## PROMPT
Below are some records; retype all of them exactly.

▬▬▬▬▬▬

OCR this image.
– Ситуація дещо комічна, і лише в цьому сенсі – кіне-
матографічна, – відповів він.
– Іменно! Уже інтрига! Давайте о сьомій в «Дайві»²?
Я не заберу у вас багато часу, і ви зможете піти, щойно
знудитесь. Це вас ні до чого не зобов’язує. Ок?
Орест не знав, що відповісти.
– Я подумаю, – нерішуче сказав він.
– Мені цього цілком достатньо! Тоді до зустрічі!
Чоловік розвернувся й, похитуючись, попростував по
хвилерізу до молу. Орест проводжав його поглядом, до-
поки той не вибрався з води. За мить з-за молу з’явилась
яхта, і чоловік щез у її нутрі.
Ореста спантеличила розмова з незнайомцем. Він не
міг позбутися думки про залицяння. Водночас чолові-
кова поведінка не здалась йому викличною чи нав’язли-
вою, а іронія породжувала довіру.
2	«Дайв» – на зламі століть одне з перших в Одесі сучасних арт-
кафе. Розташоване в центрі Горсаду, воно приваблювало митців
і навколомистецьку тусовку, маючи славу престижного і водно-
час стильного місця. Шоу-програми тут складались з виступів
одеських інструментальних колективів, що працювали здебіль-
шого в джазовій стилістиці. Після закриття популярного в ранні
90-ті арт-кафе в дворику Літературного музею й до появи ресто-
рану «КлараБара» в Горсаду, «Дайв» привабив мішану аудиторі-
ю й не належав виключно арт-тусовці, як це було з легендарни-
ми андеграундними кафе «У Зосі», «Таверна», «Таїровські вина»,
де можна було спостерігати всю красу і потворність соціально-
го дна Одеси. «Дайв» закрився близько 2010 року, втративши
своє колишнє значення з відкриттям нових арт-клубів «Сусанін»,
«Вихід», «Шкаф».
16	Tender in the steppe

▬▬▬▬▬▬

## RESULT OF THIS EXERCISE
OCR this image.
– Ситуація дещо комічна, і лише в цьому сенсі – кіне-
матографічна, – відповів він.
– Іменно! Уже інтрига! Давайте о сьомій в «Дайві»²?
Я не заберу у вас багато часу, і ви зможете піти, щойно
знудитесь. Це вас ні до чого не зобов’язує. Ок?
Орест не знав, що відповісти.
– Я подумаю, – нерішуче сказав він.
– Мені цього цілком достатньо! Тоді до зустрічі!
Чоловік розвернувся й, похитуючись, попростував по
хвилерізу до молу. Орест проводжав його поглядом, до-
поки той не вибрався з води. За мить з-за молу з’явилась
яхта, і чоловік щез у її нутрі.
Ореста спантеличила розмова з незнайомцем. Він не
міг позбутися думки про залицяння. Водночас чолові-
кова поведінка не здалась йому викличною чи нав’язли-
вою, а іронія породжувала довіру.
2	«Дайв» – на зламі століть одне з перших в Одесі сучасних арт-
кафе. Розташоване в центрі Горсаду, воно приваблювало митців
і навколомистецьку тусовку, маючи славу престижного і водно-
час стильного місця. Шоу-програми тут складались з виступів
одеських інструментальних колективів, що працювали здебіль-
шого в джазовій стилістиці. Після закриття популярного в ранні
90-ті арт-кафе в дворику Літературного музею й до появи ресто-
рану «КлараБара» в Горсаду, «Дайв» привабив мішану аудиторі-
ю й не належав виключно арт-тусовці, як це було з легендарни-
ми андеграундними кафе «У Зосі», «Таверна», «Таїровські вина»,
де можна було спостерігати всю красу і потворність соціально-
го дна Одеси. «Дайв» закрився близько 2010 року, втративши
своє колишнє значення з відкриттям нових арт-клубів «Сусанін»,
«Вихід», «Шкаф».
16	Tender in the steppe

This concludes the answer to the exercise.